**TASK TO CARRY OUT**
The data below should be printed in full, exactly, and without any of its images.

**DATA FOR THE TASK**
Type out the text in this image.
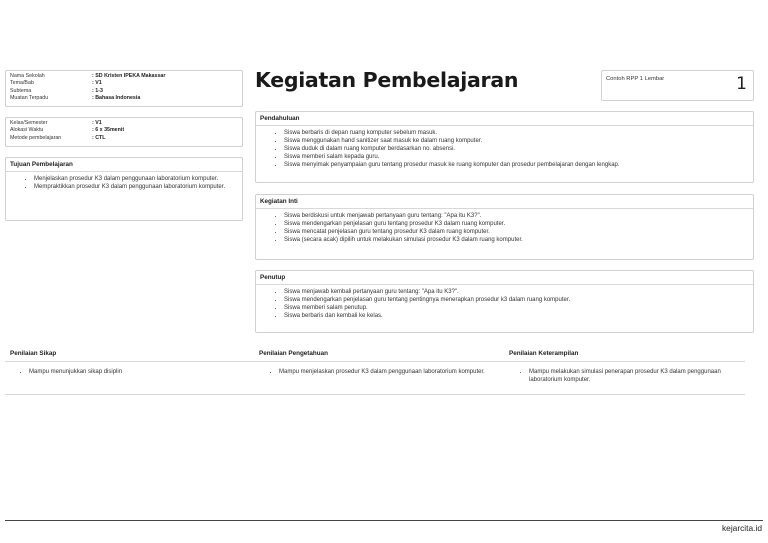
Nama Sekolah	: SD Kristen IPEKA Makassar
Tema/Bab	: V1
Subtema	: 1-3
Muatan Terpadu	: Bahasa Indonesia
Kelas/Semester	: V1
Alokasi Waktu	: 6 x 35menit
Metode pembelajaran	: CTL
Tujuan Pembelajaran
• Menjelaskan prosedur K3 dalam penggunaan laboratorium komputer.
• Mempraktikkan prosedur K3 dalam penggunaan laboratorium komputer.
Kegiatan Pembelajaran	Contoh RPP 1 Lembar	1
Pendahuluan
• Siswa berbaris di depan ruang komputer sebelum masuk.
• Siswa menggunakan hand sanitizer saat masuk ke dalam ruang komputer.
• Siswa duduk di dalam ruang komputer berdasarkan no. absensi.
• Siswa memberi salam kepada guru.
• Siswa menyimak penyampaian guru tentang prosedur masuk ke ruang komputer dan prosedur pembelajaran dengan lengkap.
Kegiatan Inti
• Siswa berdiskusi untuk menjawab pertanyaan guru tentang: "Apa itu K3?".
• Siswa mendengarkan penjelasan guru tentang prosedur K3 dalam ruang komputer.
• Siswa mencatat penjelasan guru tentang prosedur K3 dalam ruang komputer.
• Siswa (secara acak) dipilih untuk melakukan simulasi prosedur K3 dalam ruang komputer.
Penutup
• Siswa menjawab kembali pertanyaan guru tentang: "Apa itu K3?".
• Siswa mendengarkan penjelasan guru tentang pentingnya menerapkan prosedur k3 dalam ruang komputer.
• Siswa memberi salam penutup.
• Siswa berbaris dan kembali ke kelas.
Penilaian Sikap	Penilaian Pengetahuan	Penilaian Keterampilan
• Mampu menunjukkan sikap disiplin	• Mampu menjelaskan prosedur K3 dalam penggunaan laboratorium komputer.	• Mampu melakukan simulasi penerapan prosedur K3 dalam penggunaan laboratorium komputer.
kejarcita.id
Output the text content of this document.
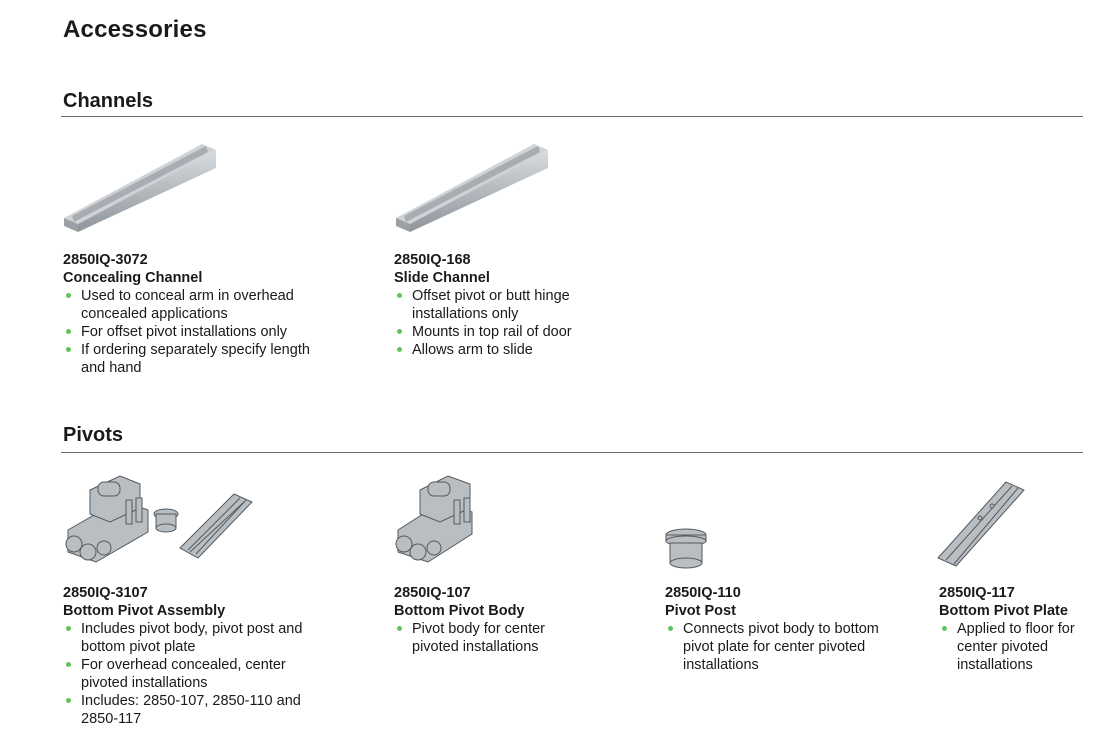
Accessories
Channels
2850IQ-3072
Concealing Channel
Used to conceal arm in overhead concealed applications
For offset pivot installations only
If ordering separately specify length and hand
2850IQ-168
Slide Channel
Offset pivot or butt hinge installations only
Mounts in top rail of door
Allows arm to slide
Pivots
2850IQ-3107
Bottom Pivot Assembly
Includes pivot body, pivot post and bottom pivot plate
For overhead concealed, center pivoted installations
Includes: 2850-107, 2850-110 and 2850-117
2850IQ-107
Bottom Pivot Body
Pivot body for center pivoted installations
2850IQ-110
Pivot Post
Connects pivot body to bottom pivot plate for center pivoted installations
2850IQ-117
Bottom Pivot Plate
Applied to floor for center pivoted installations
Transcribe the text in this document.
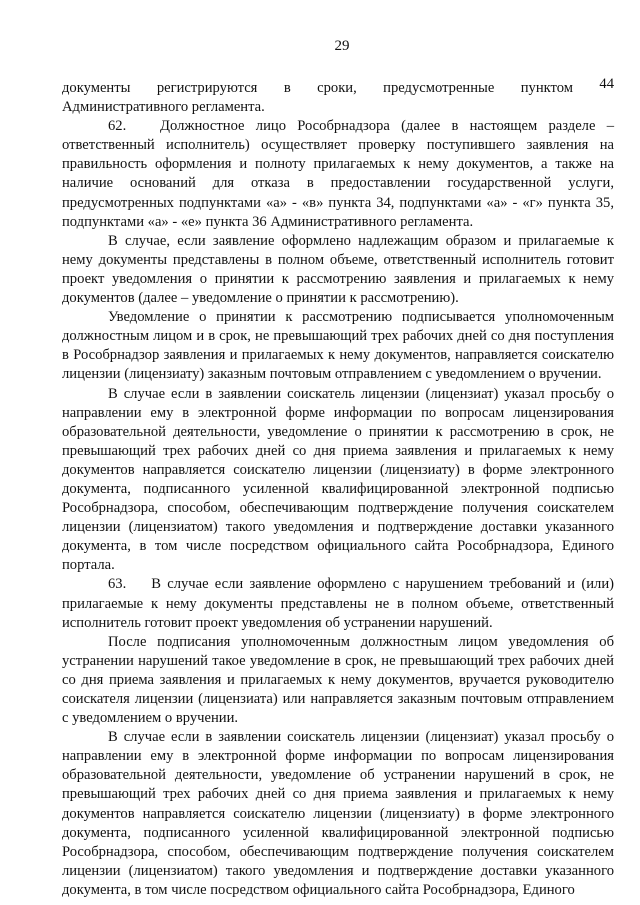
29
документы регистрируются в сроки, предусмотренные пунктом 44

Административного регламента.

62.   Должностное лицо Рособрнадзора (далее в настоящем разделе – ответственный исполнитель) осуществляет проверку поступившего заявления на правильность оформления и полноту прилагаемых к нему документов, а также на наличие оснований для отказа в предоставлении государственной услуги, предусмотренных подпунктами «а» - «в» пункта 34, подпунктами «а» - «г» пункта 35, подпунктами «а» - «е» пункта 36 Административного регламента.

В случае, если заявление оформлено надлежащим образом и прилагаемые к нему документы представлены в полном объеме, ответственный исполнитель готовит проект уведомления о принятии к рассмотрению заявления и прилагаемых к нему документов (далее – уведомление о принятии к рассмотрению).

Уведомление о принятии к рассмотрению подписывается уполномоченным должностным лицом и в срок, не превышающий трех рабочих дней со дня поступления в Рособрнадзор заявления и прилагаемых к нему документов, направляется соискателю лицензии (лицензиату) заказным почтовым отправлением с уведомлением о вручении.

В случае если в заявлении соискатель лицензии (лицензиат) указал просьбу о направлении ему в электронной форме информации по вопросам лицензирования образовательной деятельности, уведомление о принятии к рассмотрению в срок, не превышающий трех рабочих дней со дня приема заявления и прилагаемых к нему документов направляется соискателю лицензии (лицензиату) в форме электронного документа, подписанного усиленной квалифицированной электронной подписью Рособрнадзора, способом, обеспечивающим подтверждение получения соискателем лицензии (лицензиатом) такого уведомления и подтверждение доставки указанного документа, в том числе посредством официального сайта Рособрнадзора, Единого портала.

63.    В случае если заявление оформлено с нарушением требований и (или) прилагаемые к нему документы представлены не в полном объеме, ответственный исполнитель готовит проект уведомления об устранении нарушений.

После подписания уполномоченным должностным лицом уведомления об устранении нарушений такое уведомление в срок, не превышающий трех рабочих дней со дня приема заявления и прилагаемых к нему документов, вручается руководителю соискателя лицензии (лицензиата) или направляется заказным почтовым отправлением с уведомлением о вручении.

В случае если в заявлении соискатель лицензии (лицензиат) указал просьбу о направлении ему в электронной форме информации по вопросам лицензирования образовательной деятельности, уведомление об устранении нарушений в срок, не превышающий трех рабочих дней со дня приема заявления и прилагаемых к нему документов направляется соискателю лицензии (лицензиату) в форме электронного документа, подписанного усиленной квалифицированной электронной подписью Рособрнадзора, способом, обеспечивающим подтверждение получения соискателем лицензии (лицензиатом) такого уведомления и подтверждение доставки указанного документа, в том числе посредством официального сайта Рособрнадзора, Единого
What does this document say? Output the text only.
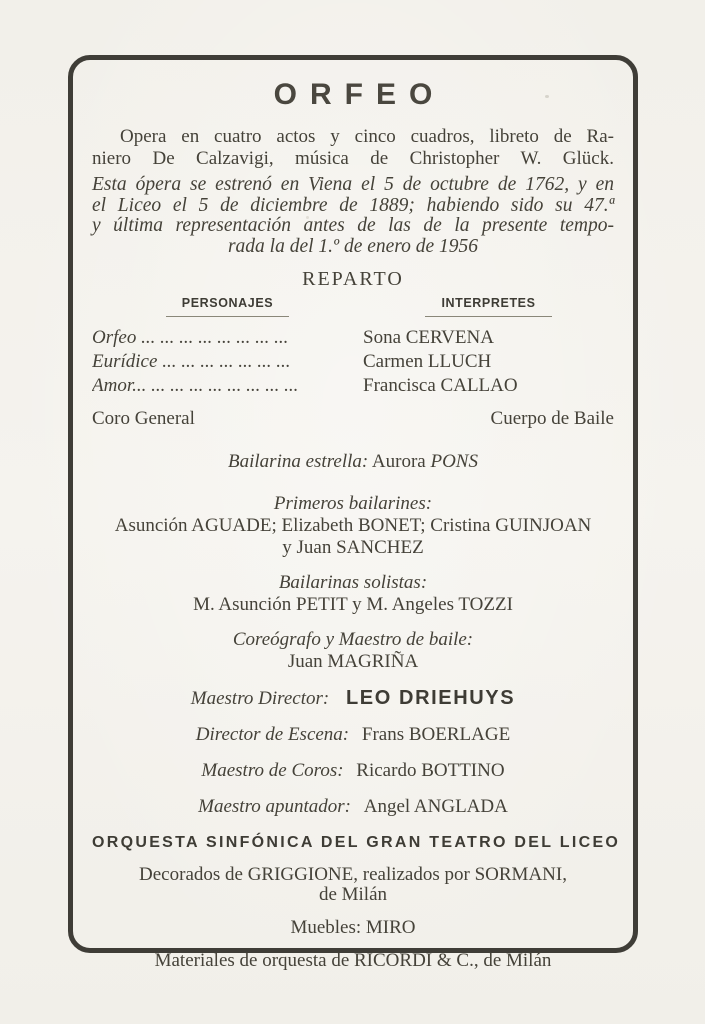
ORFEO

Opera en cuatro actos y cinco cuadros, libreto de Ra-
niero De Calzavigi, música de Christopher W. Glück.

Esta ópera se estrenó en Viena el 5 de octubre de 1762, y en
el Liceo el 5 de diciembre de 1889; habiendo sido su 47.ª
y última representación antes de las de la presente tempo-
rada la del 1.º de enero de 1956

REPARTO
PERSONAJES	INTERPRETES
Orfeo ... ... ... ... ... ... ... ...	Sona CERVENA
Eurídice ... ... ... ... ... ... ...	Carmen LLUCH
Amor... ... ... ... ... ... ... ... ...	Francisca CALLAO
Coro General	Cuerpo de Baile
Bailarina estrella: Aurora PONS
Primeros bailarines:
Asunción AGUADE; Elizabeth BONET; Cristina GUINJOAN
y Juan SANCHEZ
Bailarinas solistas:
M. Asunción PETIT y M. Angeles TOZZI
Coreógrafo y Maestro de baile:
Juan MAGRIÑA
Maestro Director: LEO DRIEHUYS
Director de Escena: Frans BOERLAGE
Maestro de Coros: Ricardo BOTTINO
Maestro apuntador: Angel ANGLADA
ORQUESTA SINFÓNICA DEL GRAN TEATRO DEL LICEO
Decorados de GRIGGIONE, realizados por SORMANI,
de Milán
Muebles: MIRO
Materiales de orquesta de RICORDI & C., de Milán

**REPLY TO THE TASK**
Type out the text in this image.
Nama Sekolah	: SD Kristen IPEKA Makassar
Tema/Bab	: V1
Subtema	: 1-3
Muatan Terpadu	: Bahasa Indonesia
Kelas/Semester	: V1
Alokasi Waktu	: 6 x 35menit
Metode pembelajaran	: CTL
Tujuan Pembelajaran
• Menjelaskan prosedur K3 dalam penggunaan laboratorium komputer.
• Mempraktikkan prosedur K3 dalam penggunaan laboratorium komputer.
Kegiatan Pembelajaran	Contoh RPP 1 Lembar	1
Pendahuluan
• Siswa berbaris di depan ruang komputer sebelum masuk.
• Siswa menggunakan hand sanitizer saat masuk ke dalam ruang komputer.
• Siswa duduk di dalam ruang komputer berdasarkan no. absensi.
• Siswa memberi salam kepada guru.
• Siswa menyimak penyampaian guru tentang prosedur masuk ke ruang komputer dan prosedur pembelajaran dengan lengkap.
Kegiatan Inti
• Siswa berdiskusi untuk menjawab pertanyaan guru tentang: "Apa itu K3?".
• Siswa mendengarkan penjelasan guru tentang prosedur K3 dalam ruang komputer.
• Siswa mencatat penjelasan guru tentang prosedur K3 dalam ruang komputer.
• Siswa (secara acak) dipilih untuk melakukan simulasi prosedur K3 dalam ruang komputer.
Penutup
• Siswa menjawab kembali pertanyaan guru tentang: "Apa itu K3?".
• Siswa mendengarkan penjelasan guru tentang pentingnya menerapkan prosedur k3 dalam ruang komputer.
• Siswa memberi salam penutup.
• Siswa berbaris dan kembali ke kelas.
Penilaian Sikap	Penilaian Pengetahuan	Penilaian Keterampilan
• Mampu menunjukkan sikap disiplin	• Mampu menjelaskan prosedur K3 dalam penggunaan laboratorium komputer.	• Mampu melakukan simulasi penerapan prosedur K3 dalam penggunaan laboratorium komputer.
kejarcita.id
Output the text content of this document.
Accessories
Channels
2850IQ-3072
Concealing Channel
Used to conceal arm in overhead concealed applications
For offset pivot installations only
If ordering separately specify length and hand
2850IQ-168
Slide Channel
Offset pivot or butt hinge installations only
Mounts in top rail of door
Allows arm to slide
Pivots
2850IQ-3107
Bottom Pivot Assembly
Includes pivot body, pivot post and bottom pivot plate
For overhead concealed, center pivoted installations
Includes: 2850-107, 2850-110 and 2850-117
2850IQ-107
Bottom Pivot Body
Pivot body for center pivoted installations
2850IQ-110
Pivot Post
Connects pivot body to bottom pivot plate for center pivoted installations
2850IQ-117
Bottom Pivot Plate
Applied to floor for center pivoted installations
Transcribe the text in this document.
29
документы регистрируются в сроки, предусмотренные пунктом 44

Административного регламента.

62.   Должностное лицо Рособрнадзора (далее в настоящем разделе – ответственный исполнитель) осуществляет проверку поступившего заявления на правильность оформления и полноту прилагаемых к нему документов, а также на наличие оснований для отказа в предоставлении государственной услуги, предусмотренных подпунктами «а» - «в» пункта 34, подпунктами «а» - «г» пункта 35, подпунктами «а» - «е» пункта 36 Административного регламента.

В случае, если заявление оформлено надлежащим образом и прилагаемые к нему документы представлены в полном объеме, ответственный исполнитель готовит проект уведомления о принятии к рассмотрению заявления и прилагаемых к нему документов (далее – уведомление о принятии к рассмотрению).

Уведомление о принятии к рассмотрению подписывается уполномоченным должностным лицом и в срок, не превышающий трех рабочих дней со дня поступления в Рособрнадзор заявления и прилагаемых к нему документов, направляется соискателю лицензии (лицензиату) заказным почтовым отправлением с уведомлением о вручении.

В случае если в заявлении соискатель лицензии (лицензиат) указал просьбу о направлении ему в электронной форме информации по вопросам лицензирования образовательной деятельности, уведомление о принятии к рассмотрению в срок, не превышающий трех рабочих дней со дня приема заявления и прилагаемых к нему документов направляется соискателю лицензии (лицензиату) в форме электронного документа, подписанного усиленной квалифицированной электронной подписью Рособрнадзора, способом, обеспечивающим подтверждение получения соискателем лицензии (лицензиатом) такого уведомления и подтверждение доставки указанного документа, в том числе посредством официального сайта Рособрнадзора, Единого портала.

63.    В случае если заявление оформлено с нарушением требований и (или) прилагаемые к нему документы представлены не в полном объеме, ответственный исполнитель готовит проект уведомления об устранении нарушений.

После подписания уполномоченным должностным лицом уведомления об устранении нарушений такое уведомление в срок, не превышающий трех рабочих дней со дня приема заявления и прилагаемых к нему документов, вручается руководителю соискателя лицензии (лицензиата) или направляется заказным почтовым отправлением с уведомлением о вручении.

В случае если в заявлении соискатель лицензии (лицензиат) указал просьбу о направлении ему в электронной форме информации по вопросам лицензирования образовательной деятельности, уведомление об устранении нарушений в срок, не превышающий трех рабочих дней со дня приема заявления и прилагаемых к нему документов направляется соискателю лицензии (лицензиату) в форме электронного документа, подписанного усиленной квалифицированной электронной подписью Рособрнадзора, способом, обеспечивающим подтверждение получения соискателем лицензии (лицензиатом) такого уведомления и подтверждение доставки указанного документа, в том числе посредством официального сайта Рособрнадзора, Единого
What does this document say? Output the text only.
ORFEO

Opera en cuatro actos y cinco cuadros, libreto de Ra-
niero De Calzavigi, música de Christopher W. Glück.

Esta ópera se estrenó en Viena el 5 de octubre de 1762, y en
el Liceo el 5 de diciembre de 1889; habiendo sido su 47.ª
y última representación antes de las de la presente tempo-
rada la del 1.º de enero de 1956

REPARTO
PERSONAJES	INTERPRETES
Orfeo ... ... ... ... ... ... ... ...	Sona CERVENA
Eurídice ... ... ... ... ... ... ...	Carmen LLUCH
Amor... ... ... ... ... ... ... ... ...	Francisca CALLAO
Coro General	Cuerpo de Baile
Bailarina estrella: Aurora PONS
Primeros bailarines:
Asunción AGUADE; Elizabeth BONET; Cristina GUINJOAN
y Juan SANCHEZ
Bailarinas solistas:
M. Asunción PETIT y M. Angeles TOZZI
Coreógrafo y Maestro de baile:
Juan MAGRIÑA
Maestro Director: LEO DRIEHUYS
Director de Escena: Frans BOERLAGE
Maestro de Coros: Ricardo BOTTINO
Maestro apuntador: Angel ANGLADA
ORQUESTA SINFÓNICA DEL GRAN TEATRO DEL LICEO
Decorados de GRIGGIONE, realizados por SORMANI,
de Milán
Muebles: MIRO
Materiales de orquesta de RICORDI & C., de Milán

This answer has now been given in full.